- Input -

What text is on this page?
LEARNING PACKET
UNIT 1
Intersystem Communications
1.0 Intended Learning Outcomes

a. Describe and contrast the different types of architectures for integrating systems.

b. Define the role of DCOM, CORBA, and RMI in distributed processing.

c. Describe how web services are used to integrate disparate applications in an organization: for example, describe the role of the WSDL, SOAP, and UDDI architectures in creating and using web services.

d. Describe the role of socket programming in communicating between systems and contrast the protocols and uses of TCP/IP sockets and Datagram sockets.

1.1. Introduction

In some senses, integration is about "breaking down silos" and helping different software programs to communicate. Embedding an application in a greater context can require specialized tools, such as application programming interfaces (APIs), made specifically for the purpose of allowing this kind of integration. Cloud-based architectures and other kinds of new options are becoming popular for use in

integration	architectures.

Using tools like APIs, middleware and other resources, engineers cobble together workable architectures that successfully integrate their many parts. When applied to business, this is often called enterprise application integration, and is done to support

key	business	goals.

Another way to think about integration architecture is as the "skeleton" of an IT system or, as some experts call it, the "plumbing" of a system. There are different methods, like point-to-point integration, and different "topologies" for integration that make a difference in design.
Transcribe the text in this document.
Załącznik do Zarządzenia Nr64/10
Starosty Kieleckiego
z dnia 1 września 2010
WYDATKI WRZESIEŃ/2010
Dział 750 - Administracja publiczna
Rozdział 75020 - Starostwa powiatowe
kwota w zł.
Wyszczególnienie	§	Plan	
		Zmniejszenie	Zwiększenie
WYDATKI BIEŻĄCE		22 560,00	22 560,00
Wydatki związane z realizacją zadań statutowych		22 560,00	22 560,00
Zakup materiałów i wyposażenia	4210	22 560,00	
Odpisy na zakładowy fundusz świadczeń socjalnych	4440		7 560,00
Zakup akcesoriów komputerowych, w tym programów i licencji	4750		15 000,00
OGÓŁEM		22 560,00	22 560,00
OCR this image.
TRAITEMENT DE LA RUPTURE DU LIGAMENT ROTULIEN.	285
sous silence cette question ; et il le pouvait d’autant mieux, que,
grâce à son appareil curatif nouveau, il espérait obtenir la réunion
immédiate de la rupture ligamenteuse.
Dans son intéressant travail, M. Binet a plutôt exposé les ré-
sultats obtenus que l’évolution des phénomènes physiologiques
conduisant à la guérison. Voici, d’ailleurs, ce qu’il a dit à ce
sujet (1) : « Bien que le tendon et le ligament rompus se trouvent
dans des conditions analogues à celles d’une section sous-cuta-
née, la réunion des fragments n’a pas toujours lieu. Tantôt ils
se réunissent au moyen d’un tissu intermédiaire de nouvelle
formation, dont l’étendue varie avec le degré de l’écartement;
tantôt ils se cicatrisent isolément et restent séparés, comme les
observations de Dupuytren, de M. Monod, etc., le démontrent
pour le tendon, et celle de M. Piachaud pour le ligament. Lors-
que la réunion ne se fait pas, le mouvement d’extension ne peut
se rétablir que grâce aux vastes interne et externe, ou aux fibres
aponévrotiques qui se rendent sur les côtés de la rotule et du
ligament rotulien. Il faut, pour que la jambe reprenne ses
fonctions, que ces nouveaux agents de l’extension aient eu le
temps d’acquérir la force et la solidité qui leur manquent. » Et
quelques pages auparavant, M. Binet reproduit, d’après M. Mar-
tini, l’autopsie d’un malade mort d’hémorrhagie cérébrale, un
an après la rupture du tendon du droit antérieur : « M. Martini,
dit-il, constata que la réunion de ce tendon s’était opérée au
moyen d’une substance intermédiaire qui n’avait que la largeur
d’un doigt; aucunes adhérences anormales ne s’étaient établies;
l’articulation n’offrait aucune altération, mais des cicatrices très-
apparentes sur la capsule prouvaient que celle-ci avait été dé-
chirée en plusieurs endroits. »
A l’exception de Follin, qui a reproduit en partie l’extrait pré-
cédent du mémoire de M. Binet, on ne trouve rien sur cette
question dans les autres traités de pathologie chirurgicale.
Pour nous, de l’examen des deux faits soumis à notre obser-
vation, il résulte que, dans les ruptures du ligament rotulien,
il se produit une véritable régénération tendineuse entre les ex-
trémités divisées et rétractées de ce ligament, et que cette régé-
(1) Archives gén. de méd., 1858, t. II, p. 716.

- Exercise brief -
From the listing above, collect every line that mentions the word "sous".

- Answer -
sous silence cette question ; et il le pouvait d’autant mieux, que,
dans des conditions analogues à celles d’une section sous-cuta-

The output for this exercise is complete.